Give the entries again, word for word.

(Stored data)

__________

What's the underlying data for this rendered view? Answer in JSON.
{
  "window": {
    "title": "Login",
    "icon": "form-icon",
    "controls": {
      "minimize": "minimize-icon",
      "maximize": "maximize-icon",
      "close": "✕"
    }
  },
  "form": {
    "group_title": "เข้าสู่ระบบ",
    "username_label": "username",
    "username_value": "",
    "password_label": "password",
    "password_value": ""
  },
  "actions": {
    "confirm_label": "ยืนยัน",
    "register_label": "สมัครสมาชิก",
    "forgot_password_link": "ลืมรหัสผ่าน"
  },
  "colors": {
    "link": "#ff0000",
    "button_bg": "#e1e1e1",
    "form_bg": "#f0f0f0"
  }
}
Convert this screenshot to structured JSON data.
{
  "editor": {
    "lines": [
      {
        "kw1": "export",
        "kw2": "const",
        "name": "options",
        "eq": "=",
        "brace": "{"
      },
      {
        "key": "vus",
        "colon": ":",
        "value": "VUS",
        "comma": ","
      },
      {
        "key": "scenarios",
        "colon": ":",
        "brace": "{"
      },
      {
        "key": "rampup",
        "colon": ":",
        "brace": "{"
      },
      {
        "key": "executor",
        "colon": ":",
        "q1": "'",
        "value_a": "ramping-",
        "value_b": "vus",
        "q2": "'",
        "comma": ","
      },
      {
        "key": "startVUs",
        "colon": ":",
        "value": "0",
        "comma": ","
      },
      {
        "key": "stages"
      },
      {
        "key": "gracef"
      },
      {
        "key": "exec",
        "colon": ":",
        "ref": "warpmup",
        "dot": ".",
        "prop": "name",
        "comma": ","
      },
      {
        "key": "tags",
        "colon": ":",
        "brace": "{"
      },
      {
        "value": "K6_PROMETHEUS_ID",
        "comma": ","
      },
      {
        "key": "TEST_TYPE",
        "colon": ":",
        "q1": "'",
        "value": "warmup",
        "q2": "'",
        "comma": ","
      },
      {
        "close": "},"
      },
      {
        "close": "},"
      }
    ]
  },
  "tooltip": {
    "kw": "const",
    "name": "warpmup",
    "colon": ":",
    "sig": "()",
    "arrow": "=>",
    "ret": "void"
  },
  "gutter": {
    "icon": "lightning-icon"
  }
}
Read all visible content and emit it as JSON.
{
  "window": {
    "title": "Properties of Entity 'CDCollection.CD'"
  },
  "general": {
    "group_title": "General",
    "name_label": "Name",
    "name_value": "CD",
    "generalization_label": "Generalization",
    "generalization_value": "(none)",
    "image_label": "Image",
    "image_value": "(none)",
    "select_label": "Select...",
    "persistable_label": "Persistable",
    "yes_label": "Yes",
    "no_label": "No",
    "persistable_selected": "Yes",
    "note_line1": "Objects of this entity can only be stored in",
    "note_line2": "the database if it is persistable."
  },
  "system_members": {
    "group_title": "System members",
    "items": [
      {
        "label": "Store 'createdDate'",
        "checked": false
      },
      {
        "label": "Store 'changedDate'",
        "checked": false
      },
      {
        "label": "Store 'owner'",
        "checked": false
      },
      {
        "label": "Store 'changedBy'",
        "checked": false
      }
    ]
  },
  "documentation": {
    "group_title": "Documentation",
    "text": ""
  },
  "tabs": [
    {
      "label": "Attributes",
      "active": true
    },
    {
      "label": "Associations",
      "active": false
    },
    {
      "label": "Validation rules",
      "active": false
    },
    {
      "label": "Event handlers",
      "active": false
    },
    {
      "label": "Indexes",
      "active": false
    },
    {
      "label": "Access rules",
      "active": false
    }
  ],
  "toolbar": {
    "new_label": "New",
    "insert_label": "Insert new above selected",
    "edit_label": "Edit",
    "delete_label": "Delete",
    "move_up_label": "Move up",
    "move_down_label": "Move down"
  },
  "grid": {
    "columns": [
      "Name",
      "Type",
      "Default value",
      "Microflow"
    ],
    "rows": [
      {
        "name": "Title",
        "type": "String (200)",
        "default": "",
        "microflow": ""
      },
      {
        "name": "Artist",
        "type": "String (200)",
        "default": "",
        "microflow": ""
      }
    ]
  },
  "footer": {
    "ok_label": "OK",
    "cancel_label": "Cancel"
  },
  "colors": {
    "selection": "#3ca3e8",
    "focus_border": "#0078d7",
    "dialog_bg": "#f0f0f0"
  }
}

__________

◆ **ANSWER TO THE TASK**
What's the underlying data for this rendered view? Answer in JSON.
{
  "window": {
    "title": "Login",
    "icon": "form-icon",
    "controls": {
      "minimize": "minimize-icon",
      "maximize": "maximize-icon",
      "close": "✕"
    }
  },
  "form": {
    "group_title": "เข้าสู่ระบบ",
    "username_label": "username",
    "username_value": "",
    "password_label": "password",
    "password_value": ""
  },
  "actions": {
    "confirm_label": "ยืนยัน",
    "register_label": "สมัครสมาชิก",
    "forgot_password_link": "ลืมรหัสผ่าน"
  },
  "colors": {
    "link": "#ff0000",
    "button_bg": "#e1e1e1",
    "form_bg": "#f0f0f0"
  }
}
Convert this screenshot to structured JSON data.
{
  "editor": {
    "lines": [
      {
        "kw1": "export",
        "kw2": "const",
        "name": "options",
        "eq": "=",
        "brace": "{"
      },
      {
        "key": "vus",
        "colon": ":",
        "value": "VUS",
        "comma": ","
      },
      {
        "key": "scenarios",
        "colon": ":",
        "brace": "{"
      },
      {
        "key": "rampup",
        "colon": ":",
        "brace": "{"
      },
      {
        "key": "executor",
        "colon": ":",
        "q1": "'",
        "value_a": "ramping-",
        "value_b": "vus",
        "q2": "'",
        "comma": ","
      },
      {
        "key": "startVUs",
        "colon": ":",
        "value": "0",
        "comma": ","
      },
      {
        "key": "stages"
      },
      {
        "key": "gracef"
      },
      {
        "key": "exec",
        "colon": ":",
        "ref": "warpmup",
        "dot": ".",
        "prop": "name",
        "comma": ","
      },
      {
        "key": "tags",
        "colon": ":",
        "brace": "{"
      },
      {
        "value": "K6_PROMETHEUS_ID",
        "comma": ","
      },
      {
        "key": "TEST_TYPE",
        "colon": ":",
        "q1": "'",
        "value": "warmup",
        "q2": "'",
        "comma": ","
      },
      {
        "close": "},"
      },
      {
        "close": "},"
      }
    ]
  },
  "tooltip": {
    "kw": "const",
    "name": "warpmup",
    "colon": ":",
    "sig": "()",
    "arrow": "=>",
    "ret": "void"
  },
  "gutter": {
    "icon": "lightning-icon"
  }
}
Read all visible content and emit it as JSON.
{
  "window": {
    "title": "Properties of Entity 'CDCollection.CD'"
  },
  "general": {
    "group_title": "General",
    "name_label": "Name",
    "name_value": "CD",
    "generalization_label": "Generalization",
    "generalization_value": "(none)",
    "image_label": "Image",
    "image_value": "(none)",
    "select_label": "Select...",
    "persistable_label": "Persistable",
    "yes_label": "Yes",
    "no_label": "No",
    "persistable_selected": "Yes",
    "note_line1": "Objects of this entity can only be stored in",
    "note_line2": "the database if it is persistable."
  },
  "system_members": {
    "group_title": "System members",
    "items": [
      {
        "label": "Store 'createdDate'",
        "checked": false
      },
      {
        "label": "Store 'changedDate'",
        "checked": false
      },
      {
        "label": "Store 'owner'",
        "checked": false
      },
      {
        "label": "Store 'changedBy'",
        "checked": false
      }
    ]
  },
  "documentation": {
    "group_title": "Documentation",
    "text": ""
  },
  "tabs": [
    {
      "label": "Attributes",
      "active": true
    },
    {
      "label": "Associations",
      "active": false
    },
    {
      "label": "Validation rules",
      "active": false
    },
    {
      "label": "Event handlers",
      "active": false
    },
    {
      "label": "Indexes",
      "active": false
    },
    {
      "label": "Access rules",
      "active": false
    }
  ],
  "toolbar": {
    "new_label": "New",
    "insert_label": "Insert new above selected",
    "edit_label": "Edit",
    "delete_label": "Delete",
    "move_up_label": "Move up",
    "move_down_label": "Move down"
  },
  "grid": {
    "columns": [
      "Name",
      "Type",
      "Default value",
      "Microflow"
    ],
    "rows": [
      {
        "name": "Title",
        "type": "String (200)",
        "default": "",
        "microflow": ""
      },
      {
        "name": "Artist",
        "type": "String (200)",
        "default": "",
        "microflow": ""
      }
    ]
  },
  "footer": {
    "ok_label": "OK",
    "cancel_label": "Cancel"
  },
  "colors": {
    "selection": "#3ca3e8",
    "focus_border": "#0078d7",
    "dialog_bg": "#f0f0f0"
  }
}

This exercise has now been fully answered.